Exercise brief ->
How many lines of the listing contain the string "Media", matching case exactly? Reply with the number alone.

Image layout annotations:

━━━━━━━━

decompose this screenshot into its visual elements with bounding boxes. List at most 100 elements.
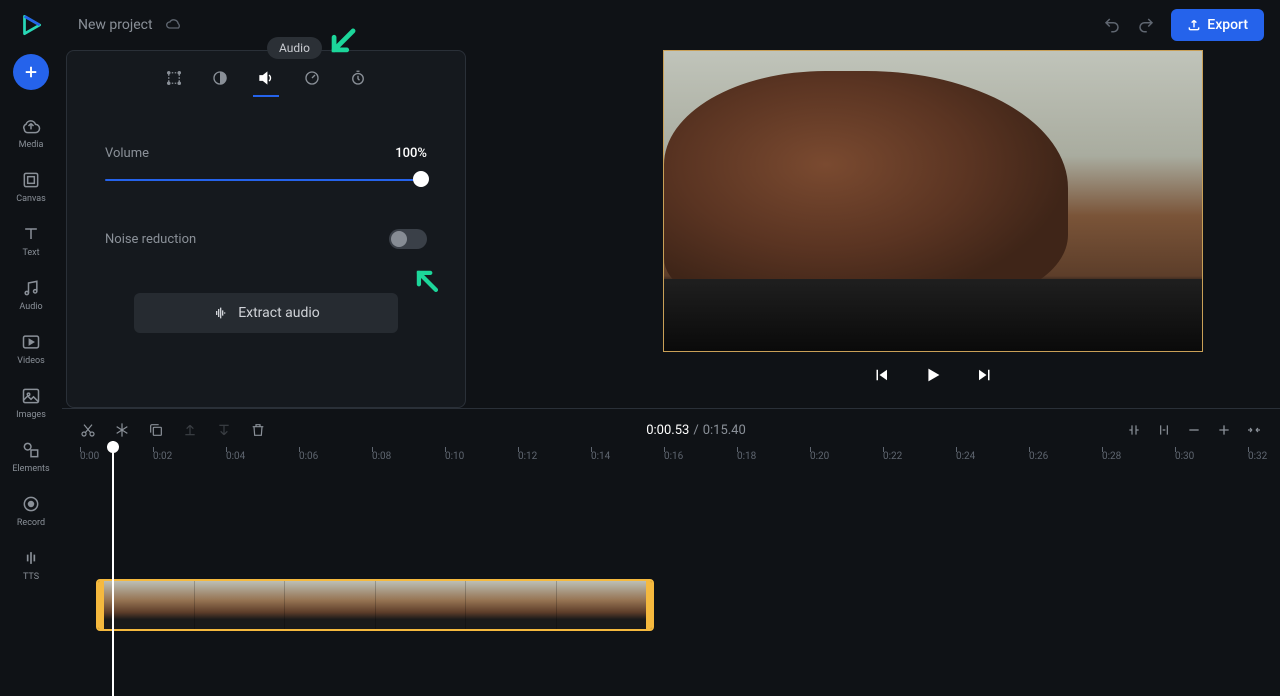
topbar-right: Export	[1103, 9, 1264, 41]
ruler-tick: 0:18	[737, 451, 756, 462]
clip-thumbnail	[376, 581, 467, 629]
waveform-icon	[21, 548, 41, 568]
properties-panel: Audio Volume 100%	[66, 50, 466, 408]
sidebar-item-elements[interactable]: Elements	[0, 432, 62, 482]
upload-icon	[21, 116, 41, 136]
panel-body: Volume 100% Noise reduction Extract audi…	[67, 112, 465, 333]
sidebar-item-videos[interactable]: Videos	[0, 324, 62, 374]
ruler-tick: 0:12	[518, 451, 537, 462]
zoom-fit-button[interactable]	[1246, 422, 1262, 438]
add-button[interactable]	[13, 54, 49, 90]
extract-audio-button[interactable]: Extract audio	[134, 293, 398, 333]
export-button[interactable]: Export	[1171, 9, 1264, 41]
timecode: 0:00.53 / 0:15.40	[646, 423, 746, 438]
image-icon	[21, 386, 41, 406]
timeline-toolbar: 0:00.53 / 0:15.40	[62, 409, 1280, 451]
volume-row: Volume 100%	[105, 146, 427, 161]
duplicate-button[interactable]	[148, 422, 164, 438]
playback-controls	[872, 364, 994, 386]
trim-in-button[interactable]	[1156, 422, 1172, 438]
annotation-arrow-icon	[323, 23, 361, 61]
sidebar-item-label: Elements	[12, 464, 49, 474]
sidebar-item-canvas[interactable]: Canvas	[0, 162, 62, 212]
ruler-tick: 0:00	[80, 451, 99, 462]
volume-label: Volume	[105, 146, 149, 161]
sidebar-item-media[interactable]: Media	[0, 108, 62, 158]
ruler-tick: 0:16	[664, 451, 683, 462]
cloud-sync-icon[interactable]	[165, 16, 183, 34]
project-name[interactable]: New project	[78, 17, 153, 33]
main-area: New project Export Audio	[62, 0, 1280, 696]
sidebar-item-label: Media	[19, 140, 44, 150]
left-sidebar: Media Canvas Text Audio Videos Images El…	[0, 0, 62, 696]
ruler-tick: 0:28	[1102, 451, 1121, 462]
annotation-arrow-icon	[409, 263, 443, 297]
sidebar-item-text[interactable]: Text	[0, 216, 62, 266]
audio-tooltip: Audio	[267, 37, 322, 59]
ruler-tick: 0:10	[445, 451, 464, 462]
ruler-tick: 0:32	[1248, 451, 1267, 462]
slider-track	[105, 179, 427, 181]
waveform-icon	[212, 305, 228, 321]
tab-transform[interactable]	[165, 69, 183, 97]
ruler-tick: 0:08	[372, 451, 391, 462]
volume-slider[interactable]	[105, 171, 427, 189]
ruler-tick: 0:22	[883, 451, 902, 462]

━━━━━━━━

Reply ->
3